■ **Task objective**
Filter the records below for the word "color". Copy each line that holds it.

■ **Dataset excerpts**
*****

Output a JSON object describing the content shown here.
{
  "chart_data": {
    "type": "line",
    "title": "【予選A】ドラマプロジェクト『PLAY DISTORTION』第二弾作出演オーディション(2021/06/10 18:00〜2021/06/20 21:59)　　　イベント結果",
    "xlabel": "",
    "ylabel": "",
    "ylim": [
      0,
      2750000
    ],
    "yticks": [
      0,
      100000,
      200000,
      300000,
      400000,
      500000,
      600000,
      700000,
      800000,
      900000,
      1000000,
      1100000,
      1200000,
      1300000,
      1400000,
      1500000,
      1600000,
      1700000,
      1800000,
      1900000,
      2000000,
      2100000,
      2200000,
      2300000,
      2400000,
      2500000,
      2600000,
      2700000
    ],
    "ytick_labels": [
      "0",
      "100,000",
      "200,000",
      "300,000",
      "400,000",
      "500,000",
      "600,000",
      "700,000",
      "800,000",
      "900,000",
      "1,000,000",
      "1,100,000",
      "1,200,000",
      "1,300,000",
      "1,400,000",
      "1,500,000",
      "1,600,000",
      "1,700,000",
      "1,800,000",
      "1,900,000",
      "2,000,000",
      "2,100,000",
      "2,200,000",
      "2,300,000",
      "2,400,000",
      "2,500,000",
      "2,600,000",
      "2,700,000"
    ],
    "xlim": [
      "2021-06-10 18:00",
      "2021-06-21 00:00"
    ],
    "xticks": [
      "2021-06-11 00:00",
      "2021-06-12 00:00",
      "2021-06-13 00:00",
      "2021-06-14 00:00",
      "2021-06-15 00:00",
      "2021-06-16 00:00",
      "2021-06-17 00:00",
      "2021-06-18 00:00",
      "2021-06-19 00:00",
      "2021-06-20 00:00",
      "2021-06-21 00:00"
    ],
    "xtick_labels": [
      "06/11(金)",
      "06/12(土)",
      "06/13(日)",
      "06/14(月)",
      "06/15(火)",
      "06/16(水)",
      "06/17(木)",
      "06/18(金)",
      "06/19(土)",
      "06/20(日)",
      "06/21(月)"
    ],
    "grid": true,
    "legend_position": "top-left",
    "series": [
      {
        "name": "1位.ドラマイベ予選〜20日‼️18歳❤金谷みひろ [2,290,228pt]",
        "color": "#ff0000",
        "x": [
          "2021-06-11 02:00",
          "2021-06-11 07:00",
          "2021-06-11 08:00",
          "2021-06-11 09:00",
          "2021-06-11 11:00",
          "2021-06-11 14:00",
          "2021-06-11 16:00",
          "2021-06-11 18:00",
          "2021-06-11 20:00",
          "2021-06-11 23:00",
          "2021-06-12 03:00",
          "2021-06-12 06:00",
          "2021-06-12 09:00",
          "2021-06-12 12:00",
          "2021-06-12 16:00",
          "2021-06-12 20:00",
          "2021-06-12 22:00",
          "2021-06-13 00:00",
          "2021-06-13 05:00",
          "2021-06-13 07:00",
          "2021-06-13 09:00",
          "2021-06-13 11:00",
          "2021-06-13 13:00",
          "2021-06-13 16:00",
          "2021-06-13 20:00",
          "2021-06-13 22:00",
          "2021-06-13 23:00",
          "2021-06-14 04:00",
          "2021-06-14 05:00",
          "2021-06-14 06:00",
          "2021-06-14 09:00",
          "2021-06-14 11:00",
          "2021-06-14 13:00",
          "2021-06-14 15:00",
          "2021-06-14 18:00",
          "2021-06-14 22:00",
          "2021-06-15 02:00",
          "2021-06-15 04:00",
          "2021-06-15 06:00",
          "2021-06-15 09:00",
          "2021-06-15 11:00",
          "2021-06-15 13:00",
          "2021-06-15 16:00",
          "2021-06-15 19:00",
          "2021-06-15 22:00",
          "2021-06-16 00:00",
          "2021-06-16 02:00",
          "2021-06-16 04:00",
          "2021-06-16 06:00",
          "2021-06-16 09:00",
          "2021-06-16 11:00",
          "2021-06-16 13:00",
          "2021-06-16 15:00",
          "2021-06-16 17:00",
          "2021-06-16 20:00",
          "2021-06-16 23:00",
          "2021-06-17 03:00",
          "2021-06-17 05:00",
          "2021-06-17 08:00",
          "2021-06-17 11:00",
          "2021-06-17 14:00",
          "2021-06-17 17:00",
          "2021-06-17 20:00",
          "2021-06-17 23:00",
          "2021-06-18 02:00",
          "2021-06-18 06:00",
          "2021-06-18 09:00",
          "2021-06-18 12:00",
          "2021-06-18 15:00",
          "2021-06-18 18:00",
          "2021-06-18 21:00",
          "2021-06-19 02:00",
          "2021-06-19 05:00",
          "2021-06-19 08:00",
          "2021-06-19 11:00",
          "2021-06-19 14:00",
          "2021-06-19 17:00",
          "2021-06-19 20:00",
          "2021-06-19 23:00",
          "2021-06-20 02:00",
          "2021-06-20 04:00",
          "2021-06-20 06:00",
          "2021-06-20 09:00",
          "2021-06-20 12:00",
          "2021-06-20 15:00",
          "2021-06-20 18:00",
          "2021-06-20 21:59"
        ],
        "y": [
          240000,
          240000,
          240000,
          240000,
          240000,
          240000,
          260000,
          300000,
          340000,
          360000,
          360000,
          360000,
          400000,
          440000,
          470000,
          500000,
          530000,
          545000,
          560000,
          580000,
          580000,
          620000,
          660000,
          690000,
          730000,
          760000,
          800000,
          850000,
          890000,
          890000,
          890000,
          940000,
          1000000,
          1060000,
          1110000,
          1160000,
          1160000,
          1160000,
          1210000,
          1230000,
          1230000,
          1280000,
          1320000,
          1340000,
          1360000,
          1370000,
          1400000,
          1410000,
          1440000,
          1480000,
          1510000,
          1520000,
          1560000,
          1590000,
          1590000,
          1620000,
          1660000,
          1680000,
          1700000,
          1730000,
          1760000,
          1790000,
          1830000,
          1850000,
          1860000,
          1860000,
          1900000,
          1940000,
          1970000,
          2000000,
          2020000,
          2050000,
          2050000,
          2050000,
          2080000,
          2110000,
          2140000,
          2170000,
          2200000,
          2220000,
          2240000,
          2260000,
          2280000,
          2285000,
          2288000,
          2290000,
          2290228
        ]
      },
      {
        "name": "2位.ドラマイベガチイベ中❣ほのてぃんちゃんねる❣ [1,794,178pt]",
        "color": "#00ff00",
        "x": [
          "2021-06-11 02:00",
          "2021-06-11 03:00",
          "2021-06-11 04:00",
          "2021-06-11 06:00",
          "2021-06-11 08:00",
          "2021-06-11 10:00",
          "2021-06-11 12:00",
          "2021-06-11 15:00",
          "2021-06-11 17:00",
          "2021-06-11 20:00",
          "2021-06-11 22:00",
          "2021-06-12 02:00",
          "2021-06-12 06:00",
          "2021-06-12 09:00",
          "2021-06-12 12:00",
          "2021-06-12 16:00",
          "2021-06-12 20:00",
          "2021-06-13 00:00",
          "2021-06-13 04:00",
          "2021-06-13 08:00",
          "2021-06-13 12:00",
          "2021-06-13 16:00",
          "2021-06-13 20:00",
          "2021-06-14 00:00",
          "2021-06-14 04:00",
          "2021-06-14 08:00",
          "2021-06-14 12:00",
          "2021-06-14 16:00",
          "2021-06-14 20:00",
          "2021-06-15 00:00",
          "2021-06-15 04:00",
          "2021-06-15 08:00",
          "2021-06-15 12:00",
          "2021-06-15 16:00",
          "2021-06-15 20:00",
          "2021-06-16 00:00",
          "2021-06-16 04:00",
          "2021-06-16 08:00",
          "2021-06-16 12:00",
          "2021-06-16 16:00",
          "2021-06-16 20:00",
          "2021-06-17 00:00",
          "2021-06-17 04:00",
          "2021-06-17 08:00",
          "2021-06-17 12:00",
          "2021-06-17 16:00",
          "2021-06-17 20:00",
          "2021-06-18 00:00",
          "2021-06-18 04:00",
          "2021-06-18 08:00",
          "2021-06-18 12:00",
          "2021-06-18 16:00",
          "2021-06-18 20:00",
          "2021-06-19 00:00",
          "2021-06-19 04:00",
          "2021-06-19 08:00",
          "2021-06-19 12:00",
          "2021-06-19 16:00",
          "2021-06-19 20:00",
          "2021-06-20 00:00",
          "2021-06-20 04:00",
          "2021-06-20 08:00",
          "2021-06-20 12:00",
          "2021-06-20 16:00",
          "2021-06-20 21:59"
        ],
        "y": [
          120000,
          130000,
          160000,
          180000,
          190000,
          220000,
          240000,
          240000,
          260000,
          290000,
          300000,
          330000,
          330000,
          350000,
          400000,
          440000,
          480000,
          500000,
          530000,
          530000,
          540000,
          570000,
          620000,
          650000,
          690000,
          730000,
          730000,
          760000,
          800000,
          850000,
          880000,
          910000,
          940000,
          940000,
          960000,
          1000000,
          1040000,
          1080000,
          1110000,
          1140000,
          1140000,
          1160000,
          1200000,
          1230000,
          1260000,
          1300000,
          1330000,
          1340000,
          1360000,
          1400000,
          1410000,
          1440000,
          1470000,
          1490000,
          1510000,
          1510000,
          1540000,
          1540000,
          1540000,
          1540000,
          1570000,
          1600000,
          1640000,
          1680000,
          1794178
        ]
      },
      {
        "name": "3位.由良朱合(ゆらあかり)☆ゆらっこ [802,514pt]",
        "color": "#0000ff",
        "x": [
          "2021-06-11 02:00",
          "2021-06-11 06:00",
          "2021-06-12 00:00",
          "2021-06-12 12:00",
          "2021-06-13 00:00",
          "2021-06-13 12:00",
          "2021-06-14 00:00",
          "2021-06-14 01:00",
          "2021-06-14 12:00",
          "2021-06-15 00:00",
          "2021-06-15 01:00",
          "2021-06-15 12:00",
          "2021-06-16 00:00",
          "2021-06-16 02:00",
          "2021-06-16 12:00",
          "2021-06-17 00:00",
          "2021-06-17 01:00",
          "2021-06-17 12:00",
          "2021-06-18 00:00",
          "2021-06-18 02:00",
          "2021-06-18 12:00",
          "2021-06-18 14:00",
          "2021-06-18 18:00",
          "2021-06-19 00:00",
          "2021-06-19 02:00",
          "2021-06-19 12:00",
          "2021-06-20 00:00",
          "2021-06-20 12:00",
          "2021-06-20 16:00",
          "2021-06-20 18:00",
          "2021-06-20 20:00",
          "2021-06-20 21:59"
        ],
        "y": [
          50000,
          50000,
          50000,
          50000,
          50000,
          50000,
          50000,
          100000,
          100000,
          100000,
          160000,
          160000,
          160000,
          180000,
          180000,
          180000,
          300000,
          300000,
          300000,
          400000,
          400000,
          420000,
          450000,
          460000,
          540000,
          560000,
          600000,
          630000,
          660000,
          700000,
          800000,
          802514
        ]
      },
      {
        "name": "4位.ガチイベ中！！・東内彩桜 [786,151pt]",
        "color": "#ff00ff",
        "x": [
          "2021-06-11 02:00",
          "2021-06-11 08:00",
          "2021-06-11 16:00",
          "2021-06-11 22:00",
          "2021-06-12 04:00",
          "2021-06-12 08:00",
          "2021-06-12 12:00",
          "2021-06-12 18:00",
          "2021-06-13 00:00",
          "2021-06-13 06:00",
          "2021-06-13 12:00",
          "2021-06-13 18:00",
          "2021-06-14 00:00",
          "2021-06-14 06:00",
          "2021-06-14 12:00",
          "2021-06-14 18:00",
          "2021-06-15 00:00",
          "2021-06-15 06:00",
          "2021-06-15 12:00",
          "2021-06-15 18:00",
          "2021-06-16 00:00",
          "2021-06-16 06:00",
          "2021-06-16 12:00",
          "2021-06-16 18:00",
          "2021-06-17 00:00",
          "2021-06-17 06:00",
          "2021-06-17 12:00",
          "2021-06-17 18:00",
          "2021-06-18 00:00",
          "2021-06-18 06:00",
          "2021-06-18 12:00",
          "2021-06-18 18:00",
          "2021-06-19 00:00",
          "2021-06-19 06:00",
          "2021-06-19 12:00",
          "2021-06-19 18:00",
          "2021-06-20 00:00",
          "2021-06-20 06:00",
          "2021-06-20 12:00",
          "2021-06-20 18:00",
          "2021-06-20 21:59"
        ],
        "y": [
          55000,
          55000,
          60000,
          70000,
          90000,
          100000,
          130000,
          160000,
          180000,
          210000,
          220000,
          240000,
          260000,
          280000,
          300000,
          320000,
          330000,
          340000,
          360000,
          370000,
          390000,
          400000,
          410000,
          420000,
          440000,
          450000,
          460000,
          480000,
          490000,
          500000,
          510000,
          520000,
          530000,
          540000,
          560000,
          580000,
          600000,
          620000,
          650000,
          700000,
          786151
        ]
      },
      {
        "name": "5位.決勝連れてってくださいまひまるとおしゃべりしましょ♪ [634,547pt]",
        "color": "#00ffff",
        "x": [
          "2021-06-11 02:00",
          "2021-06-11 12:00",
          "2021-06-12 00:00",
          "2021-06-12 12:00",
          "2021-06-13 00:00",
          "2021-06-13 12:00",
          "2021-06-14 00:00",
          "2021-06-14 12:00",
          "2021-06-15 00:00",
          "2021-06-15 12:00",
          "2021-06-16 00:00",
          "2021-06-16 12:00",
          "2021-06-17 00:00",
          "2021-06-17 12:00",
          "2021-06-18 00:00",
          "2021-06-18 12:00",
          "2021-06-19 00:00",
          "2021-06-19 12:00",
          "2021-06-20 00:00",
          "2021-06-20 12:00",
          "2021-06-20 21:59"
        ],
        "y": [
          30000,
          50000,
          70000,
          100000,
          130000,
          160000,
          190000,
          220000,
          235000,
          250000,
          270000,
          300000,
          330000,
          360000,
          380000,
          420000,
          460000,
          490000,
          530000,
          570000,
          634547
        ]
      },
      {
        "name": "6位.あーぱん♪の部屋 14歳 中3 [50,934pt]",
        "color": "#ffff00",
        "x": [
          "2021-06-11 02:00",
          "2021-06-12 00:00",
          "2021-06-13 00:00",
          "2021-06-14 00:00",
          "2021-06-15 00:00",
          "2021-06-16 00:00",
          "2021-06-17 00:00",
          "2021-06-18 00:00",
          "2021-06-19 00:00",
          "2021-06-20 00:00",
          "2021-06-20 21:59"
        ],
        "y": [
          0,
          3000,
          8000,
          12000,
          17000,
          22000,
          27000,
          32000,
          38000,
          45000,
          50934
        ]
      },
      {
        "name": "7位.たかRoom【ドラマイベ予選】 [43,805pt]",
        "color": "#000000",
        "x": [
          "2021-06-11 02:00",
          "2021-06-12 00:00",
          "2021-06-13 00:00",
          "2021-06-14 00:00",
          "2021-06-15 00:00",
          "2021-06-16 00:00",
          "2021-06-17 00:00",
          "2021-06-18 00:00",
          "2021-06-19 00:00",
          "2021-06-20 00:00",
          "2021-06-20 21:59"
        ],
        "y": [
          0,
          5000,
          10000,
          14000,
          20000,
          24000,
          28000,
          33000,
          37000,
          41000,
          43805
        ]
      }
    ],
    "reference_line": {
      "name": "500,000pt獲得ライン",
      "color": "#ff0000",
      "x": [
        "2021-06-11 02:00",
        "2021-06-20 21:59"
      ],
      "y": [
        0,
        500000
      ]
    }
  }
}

*****

■ **Task solution**
        "color": "#ff0000",
        "color": "#00ff00",
        "color": "#0000ff",
        "color": "#ff00ff",
        "color": "#00ffff",
        "color": "#ffff00",
        "color": "#000000",
      "color": "#ff0000",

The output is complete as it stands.